◆ **Data shown**
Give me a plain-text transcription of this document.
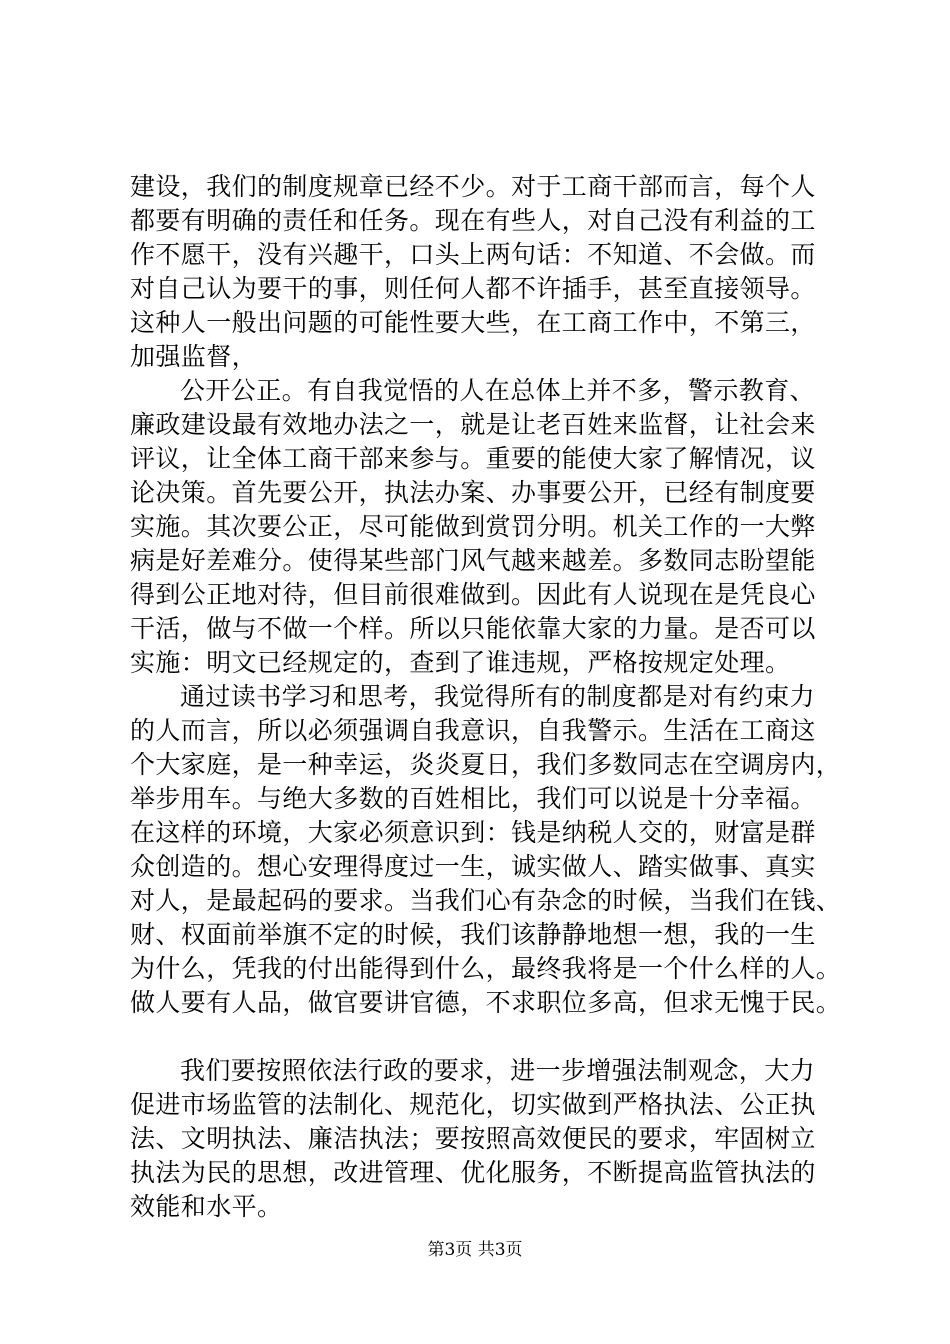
建设，我们的制度规章已经不少。对于工商干部而言，每个人
都要有明确的责任和任务。现在有些人，对自己没有利益的工
作不愿干，没有兴趣干，口头上两句话：不知道、不会做。而
对自己认为要干的事，则任何人都不许插手，甚至直接领导。
这种人一般出问题的可能性要大些，在工商工作中，不第三，
加强监督，
公开公正。有自我觉悟的人在总体上并不多，警示教育、
廉政建设最有效地办法之一，就是让老百姓来监督，让社会来
评议，让全体工商干部来参与。重要的能使大家了解情况，议
论决策。首先要公开，执法办案、办事要公开，已经有制度要
实施。其次要公正，尽可能做到赏罚分明。机关工作的一大弊
病是好差难分。使得某些部门风气越来越差。多数同志盼望能
得到公正地对待，但目前很难做到。因此有人说现在是凭良心
干活，做与不做一个样。所以只能依靠大家的力量。是否可以
实施：明文已经规定的，查到了谁违规，严格按规定处理。
通过读书学习和思考，我觉得所有的制度都是对有约束力
的人而言，所以必须强调自我意识，自我警示。生活在工商这
个大家庭，是一种幸运，炎炎夏日，我们多数同志在空调房内，
举步用车。与绝大多数的百姓相比，我们可以说是十分幸福。
在这样的环境，大家必须意识到：钱是纳税人交的，财富是群
众创造的。想心安理得度过一生，诚实做人、踏实做事、真实
对人，是最起码的要求。当我们心有杂念的时候，当我们在钱、
财、权面前举旗不定的时候，我们该静静地想一想，我的一生
为什么，凭我的付出能得到什么，最终我将是一个什么样的人。
做人要有人品，做官要讲官德，不求职位多高，但求无愧于民。
我们要按照依法行政的要求，进一步增强法制观念，大力
促进市场监管的法制化、规范化，切实做到严格执法、公正执
法、文明执法、廉洁执法；要按照高效便民的要求，牢固树立
执法为民的思想，改进管理、优化服务，不断提高监管执法的
效能和水平。
第3页 共3页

◆ **Given task**
Every line of the data should be copied as it stands, without the images.

◆ **Output of the exercise**
Give me a plain-text transcription of this document.
建设，我们的制度规章已经不少。对于工商干部而言，每个人
都要有明确的责任和任务。现在有些人，对自己没有利益的工
作不愿干，没有兴趣干，口头上两句话：不知道、不会做。而
对自己认为要干的事，则任何人都不许插手，甚至直接领导。
这种人一般出问题的可能性要大些，在工商工作中，不第三，
加强监督，
公开公正。有自我觉悟的人在总体上并不多，警示教育、
廉政建设最有效地办法之一，就是让老百姓来监督，让社会来
评议，让全体工商干部来参与。重要的能使大家了解情况，议
论决策。首先要公开，执法办案、办事要公开，已经有制度要
实施。其次要公正，尽可能做到赏罚分明。机关工作的一大弊
病是好差难分。使得某些部门风气越来越差。多数同志盼望能
得到公正地对待，但目前很难做到。因此有人说现在是凭良心
干活，做与不做一个样。所以只能依靠大家的力量。是否可以
实施：明文已经规定的，查到了谁违规，严格按规定处理。
通过读书学习和思考，我觉得所有的制度都是对有约束力
的人而言，所以必须强调自我意识，自我警示。生活在工商这
个大家庭，是一种幸运，炎炎夏日，我们多数同志在空调房内，
举步用车。与绝大多数的百姓相比，我们可以说是十分幸福。
在这样的环境，大家必须意识到：钱是纳税人交的，财富是群
众创造的。想心安理得度过一生，诚实做人、踏实做事、真实
对人，是最起码的要求。当我们心有杂念的时候，当我们在钱、
财、权面前举旗不定的时候，我们该静静地想一想，我的一生
为什么，凭我的付出能得到什么，最终我将是一个什么样的人。
做人要有人品，做官要讲官德，不求职位多高，但求无愧于民。
我们要按照依法行政的要求，进一步增强法制观念，大力
促进市场监管的法制化、规范化，切实做到严格执法、公正执
法、文明执法、廉洁执法；要按照高效便民的要求，牢固树立
执法为民的思想，改进管理、优化服务，不断提高监管执法的
效能和水平。
第3页 共3页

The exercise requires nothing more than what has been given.